▶ Task data
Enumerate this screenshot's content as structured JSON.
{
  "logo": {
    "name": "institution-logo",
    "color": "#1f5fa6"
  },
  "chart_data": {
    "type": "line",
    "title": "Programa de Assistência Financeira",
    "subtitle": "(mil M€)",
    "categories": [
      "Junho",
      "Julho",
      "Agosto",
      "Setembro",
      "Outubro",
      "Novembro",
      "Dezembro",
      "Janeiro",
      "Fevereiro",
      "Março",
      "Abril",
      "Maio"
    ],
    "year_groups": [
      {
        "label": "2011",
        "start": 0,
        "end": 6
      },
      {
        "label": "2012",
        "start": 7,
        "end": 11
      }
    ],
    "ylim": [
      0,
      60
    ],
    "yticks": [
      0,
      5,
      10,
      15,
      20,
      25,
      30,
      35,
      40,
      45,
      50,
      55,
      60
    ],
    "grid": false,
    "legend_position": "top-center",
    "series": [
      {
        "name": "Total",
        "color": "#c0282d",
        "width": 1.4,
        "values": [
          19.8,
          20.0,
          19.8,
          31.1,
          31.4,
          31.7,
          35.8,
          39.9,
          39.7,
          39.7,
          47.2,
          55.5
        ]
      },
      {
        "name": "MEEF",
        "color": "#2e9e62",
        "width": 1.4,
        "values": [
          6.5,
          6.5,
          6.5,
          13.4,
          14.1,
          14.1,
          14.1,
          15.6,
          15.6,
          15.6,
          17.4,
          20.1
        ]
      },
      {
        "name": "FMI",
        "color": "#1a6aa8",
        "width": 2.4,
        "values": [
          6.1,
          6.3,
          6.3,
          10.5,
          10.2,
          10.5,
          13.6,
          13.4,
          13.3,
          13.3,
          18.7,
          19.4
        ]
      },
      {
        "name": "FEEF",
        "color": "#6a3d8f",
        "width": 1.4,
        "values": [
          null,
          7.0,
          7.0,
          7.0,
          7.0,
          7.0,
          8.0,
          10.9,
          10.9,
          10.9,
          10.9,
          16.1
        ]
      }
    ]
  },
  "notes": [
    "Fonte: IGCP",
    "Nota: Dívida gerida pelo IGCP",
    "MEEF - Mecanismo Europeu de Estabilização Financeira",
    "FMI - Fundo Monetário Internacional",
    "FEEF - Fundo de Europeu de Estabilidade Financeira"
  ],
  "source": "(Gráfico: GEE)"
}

▶ Your instructions
Report the number of lines in the entries above that include the word "name" and add nothing to it.

▶ Task answer
5